Written exercise:
Please give the count of lines holding the string "left" and nothing besides.

>> start

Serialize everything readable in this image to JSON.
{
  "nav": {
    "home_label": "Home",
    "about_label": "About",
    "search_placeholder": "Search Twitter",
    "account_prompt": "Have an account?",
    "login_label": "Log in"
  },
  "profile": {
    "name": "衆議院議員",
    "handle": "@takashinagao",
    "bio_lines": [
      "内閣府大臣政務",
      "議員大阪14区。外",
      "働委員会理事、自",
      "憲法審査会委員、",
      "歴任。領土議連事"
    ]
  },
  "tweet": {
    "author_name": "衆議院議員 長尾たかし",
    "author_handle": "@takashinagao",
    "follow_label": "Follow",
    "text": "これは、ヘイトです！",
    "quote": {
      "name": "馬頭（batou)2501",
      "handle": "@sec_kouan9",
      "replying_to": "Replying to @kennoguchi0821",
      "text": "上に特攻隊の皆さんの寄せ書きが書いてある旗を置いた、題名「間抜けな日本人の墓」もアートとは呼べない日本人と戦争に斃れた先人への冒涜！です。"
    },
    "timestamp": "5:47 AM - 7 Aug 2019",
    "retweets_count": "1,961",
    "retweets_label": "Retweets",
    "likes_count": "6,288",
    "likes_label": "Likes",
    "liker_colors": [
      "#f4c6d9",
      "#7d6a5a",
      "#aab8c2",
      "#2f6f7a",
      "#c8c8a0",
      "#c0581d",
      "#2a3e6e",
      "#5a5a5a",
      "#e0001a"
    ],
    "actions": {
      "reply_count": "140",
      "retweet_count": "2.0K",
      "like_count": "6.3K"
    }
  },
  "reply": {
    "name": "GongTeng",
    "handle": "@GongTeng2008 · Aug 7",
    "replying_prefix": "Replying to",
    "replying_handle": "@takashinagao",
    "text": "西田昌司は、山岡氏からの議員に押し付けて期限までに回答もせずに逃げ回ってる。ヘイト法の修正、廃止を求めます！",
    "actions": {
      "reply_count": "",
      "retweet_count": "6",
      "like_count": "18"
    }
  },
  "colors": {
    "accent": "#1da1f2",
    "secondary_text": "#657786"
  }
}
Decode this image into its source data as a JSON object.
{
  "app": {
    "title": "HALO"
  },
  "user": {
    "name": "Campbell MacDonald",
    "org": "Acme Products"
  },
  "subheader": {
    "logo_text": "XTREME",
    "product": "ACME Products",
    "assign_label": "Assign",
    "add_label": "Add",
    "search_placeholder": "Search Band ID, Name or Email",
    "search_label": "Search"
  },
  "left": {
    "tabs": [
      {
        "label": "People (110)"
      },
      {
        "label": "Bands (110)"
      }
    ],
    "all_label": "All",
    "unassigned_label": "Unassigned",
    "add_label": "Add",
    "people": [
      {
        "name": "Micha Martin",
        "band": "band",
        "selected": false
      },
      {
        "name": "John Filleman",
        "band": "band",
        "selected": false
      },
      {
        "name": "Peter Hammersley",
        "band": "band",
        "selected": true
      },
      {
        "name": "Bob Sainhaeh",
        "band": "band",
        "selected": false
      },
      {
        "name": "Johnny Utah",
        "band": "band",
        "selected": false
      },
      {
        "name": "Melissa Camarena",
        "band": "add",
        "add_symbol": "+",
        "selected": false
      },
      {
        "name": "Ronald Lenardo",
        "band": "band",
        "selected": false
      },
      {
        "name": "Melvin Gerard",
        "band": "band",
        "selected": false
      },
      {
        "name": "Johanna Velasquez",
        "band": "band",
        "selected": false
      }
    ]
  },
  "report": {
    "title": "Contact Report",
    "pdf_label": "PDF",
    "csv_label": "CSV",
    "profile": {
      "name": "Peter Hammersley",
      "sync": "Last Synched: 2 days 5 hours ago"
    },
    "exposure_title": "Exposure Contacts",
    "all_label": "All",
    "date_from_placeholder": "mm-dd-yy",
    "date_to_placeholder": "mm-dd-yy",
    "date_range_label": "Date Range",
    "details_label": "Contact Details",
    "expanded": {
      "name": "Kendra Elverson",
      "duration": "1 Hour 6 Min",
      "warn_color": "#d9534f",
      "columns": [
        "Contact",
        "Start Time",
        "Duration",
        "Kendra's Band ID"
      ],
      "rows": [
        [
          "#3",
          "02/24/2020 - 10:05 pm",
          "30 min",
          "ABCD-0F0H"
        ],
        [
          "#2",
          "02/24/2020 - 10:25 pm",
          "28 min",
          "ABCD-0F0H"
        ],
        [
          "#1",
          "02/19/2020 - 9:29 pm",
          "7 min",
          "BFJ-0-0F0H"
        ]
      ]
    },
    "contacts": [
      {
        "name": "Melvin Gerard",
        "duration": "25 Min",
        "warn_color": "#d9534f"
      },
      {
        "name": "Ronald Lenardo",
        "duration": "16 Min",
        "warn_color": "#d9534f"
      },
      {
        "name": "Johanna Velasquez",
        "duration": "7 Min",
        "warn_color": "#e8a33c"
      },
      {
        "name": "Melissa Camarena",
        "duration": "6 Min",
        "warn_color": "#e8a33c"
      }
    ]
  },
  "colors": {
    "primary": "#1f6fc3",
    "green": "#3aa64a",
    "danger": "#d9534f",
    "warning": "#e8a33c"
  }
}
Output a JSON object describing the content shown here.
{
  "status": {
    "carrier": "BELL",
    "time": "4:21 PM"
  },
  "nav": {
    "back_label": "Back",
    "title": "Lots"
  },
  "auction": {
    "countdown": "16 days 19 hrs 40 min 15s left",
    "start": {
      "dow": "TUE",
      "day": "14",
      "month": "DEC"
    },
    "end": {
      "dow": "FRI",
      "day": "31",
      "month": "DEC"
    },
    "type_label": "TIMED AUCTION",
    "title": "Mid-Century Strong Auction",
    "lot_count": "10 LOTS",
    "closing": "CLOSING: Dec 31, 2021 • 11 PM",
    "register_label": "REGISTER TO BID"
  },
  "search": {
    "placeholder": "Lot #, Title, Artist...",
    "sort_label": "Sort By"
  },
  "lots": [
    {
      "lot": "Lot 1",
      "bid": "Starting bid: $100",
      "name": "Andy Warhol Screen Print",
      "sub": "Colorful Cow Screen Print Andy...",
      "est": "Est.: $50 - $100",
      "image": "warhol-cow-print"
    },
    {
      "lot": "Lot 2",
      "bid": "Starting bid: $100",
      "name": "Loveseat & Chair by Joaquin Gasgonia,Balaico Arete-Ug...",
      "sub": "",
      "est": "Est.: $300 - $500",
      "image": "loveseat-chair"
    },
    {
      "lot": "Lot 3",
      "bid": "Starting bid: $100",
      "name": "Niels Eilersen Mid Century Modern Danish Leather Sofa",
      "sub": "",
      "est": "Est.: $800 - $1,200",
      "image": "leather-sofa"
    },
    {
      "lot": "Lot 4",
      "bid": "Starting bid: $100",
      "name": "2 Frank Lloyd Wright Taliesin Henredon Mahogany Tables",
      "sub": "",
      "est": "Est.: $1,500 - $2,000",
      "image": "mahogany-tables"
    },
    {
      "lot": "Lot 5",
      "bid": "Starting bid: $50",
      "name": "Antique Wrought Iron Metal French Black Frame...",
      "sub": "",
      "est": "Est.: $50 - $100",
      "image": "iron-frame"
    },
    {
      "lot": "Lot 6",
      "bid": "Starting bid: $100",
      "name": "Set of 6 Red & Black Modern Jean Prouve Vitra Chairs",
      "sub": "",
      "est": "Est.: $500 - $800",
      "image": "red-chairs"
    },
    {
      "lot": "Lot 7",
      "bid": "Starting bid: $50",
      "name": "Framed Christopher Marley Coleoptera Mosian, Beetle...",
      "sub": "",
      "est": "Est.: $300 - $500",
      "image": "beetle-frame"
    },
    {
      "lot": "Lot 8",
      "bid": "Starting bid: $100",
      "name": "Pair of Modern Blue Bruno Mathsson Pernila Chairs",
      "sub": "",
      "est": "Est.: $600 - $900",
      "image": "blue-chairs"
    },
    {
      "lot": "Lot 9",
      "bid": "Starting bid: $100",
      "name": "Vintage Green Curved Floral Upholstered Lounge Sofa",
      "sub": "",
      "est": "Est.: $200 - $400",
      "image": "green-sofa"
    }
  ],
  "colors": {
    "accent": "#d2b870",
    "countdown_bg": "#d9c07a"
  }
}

>> end

Worked solution:
2